### Challenge
Each entry below is to be given again word for word, with no pictures.

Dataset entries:
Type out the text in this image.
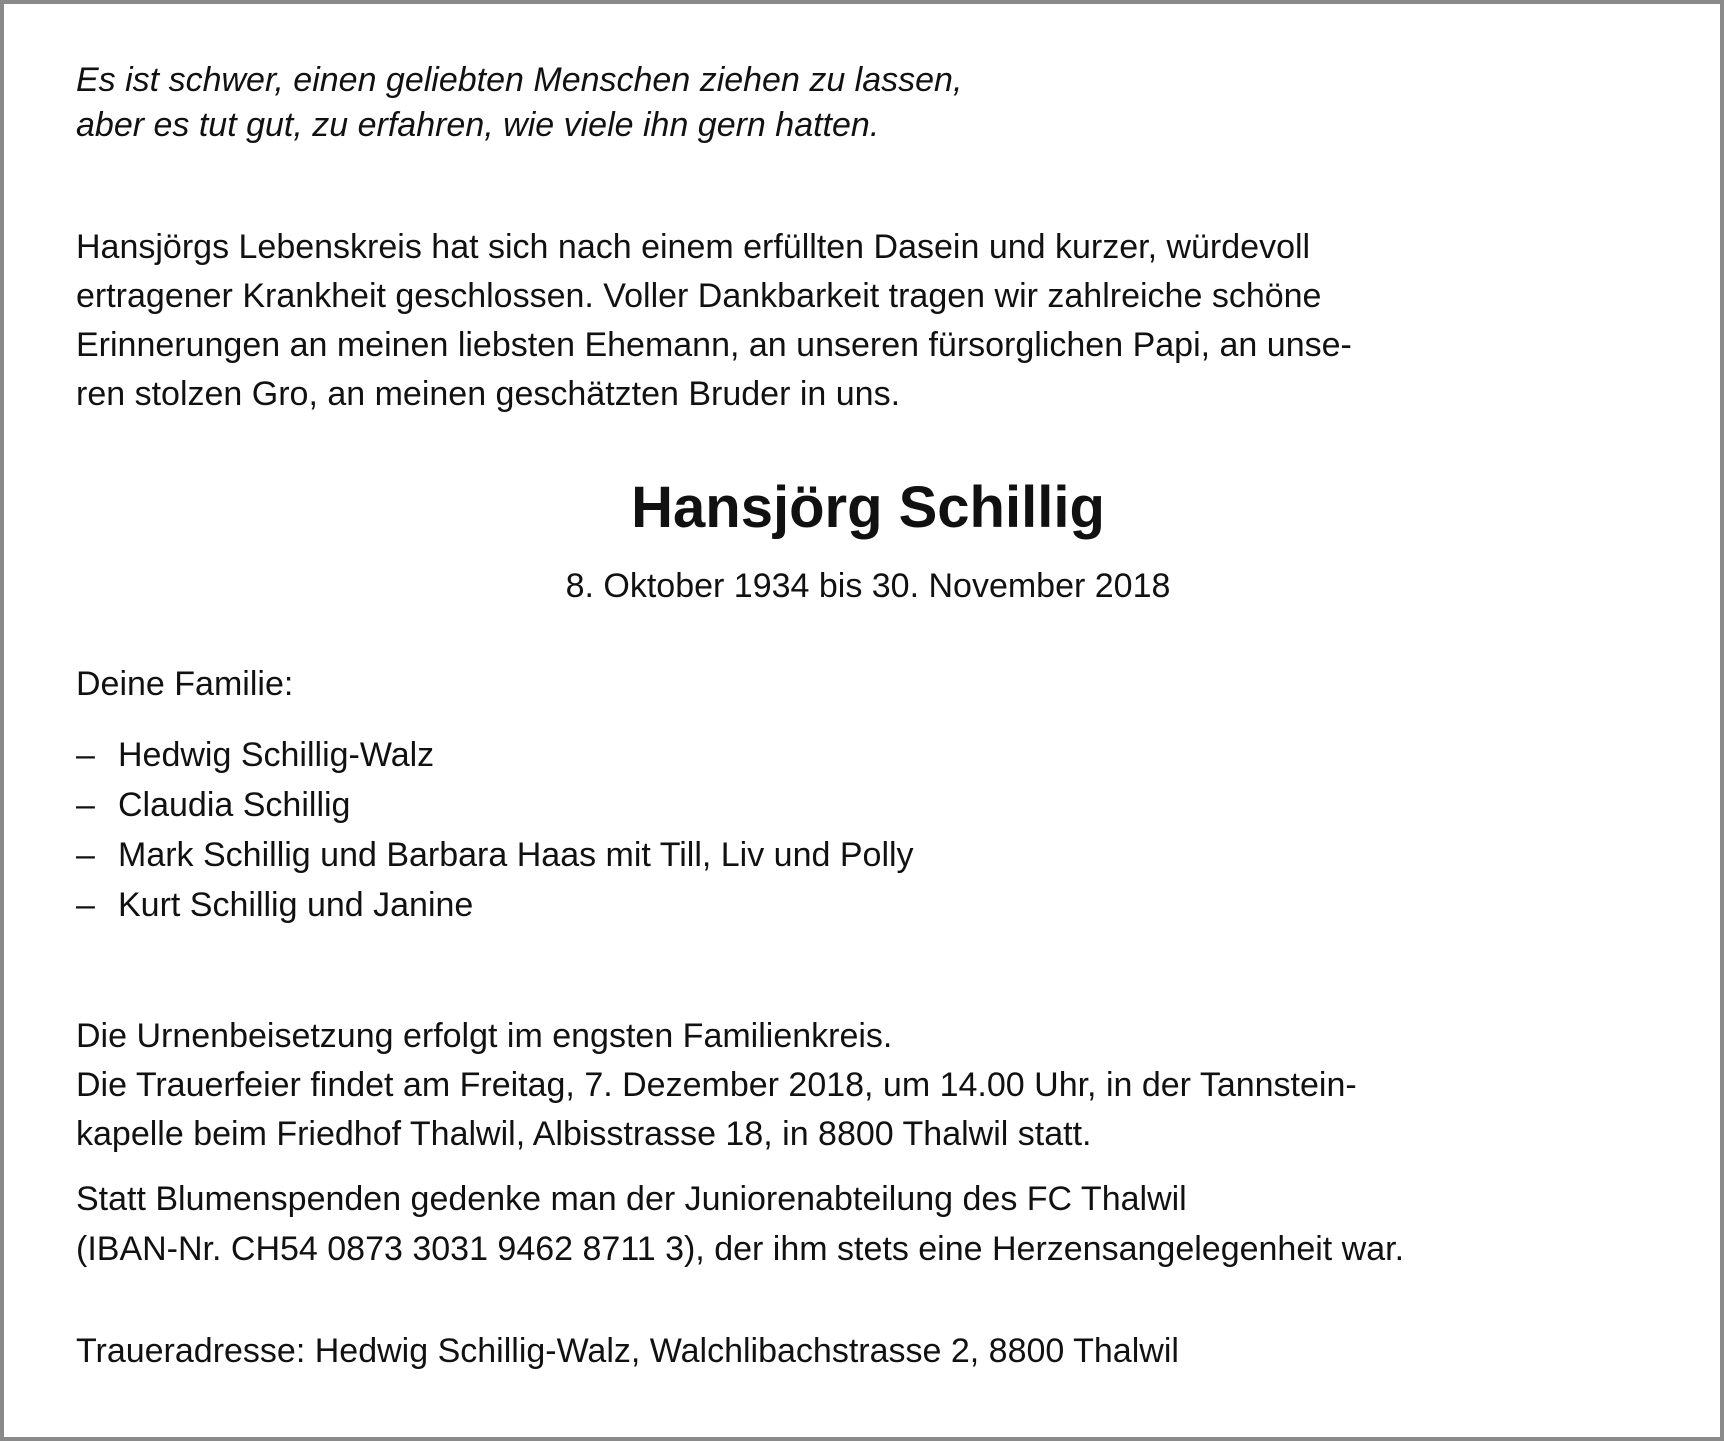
Es ist schwer, einen geliebten Menschen ziehen zu lassen,
aber es tut gut, zu erfahren, wie viele ihn gern hatten.
Hansjörgs Lebenskreis hat sich nach einem erfüllten Dasein und kurzer, würdevoll
ertragener Krankheit geschlossen. Voller Dankbarkeit tragen wir zahlreiche schöne
Erinnerungen an meinen liebsten Ehemann, an unseren fürsorglichen Papi, an unse-
ren stolzen Gro, an meinen geschätzten Bruder in uns.
Hansjörg Schillig
8. Oktober 1934 bis 30. November 2018
Deine Familie:
– Hedwig Schillig-Walz
– Claudia Schillig
– Mark Schillig und Barbara Haas mit Till, Liv und Polly
– Kurt Schillig und Janine
Die Urnenbeisetzung erfolgt im engsten Familienkreis.
Die Trauerfeier findet am Freitag, 7. Dezember 2018, um 14.00 Uhr, in der Tannstein-
kapelle beim Friedhof Thalwil, Albisstrasse 18, in 8800 Thalwil statt.
Statt Blumenspenden gedenke man der Juniorenabteilung des FC Thalwil
(IBAN-Nr. CH54 0873 3031 9462 8711 3), der ihm stets eine Herzensangelegenheit war.
Traueradresse: Hedwig Schillig-Walz, Walchlibachstrasse 2, 8800 Thalwil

### Written reply
Type out the text in this image.
Es ist schwer, einen geliebten Menschen ziehen zu lassen,
aber es tut gut, zu erfahren, wie viele ihn gern hatten.
Hansjörgs Lebenskreis hat sich nach einem erfüllten Dasein und kurzer, würdevoll
ertragener Krankheit geschlossen. Voller Dankbarkeit tragen wir zahlreiche schöne
Erinnerungen an meinen liebsten Ehemann, an unseren fürsorglichen Papi, an unse-
ren stolzen Gro, an meinen geschätzten Bruder in uns.
Hansjörg Schillig
8. Oktober 1934 bis 30. November 2018
Deine Familie:
– Hedwig Schillig-Walz
– Claudia Schillig
– Mark Schillig und Barbara Haas mit Till, Liv und Polly
– Kurt Schillig und Janine
Die Urnenbeisetzung erfolgt im engsten Familienkreis.
Die Trauerfeier findet am Freitag, 7. Dezember 2018, um 14.00 Uhr, in der Tannstein-
kapelle beim Friedhof Thalwil, Albisstrasse 18, in 8800 Thalwil statt.
Statt Blumenspenden gedenke man der Juniorenabteilung des FC Thalwil
(IBAN-Nr. CH54 0873 3031 9462 8711 3), der ihm stets eine Herzensangelegenheit war.
Traueradresse: Hedwig Schillig-Walz, Walchlibachstrasse 2, 8800 Thalwil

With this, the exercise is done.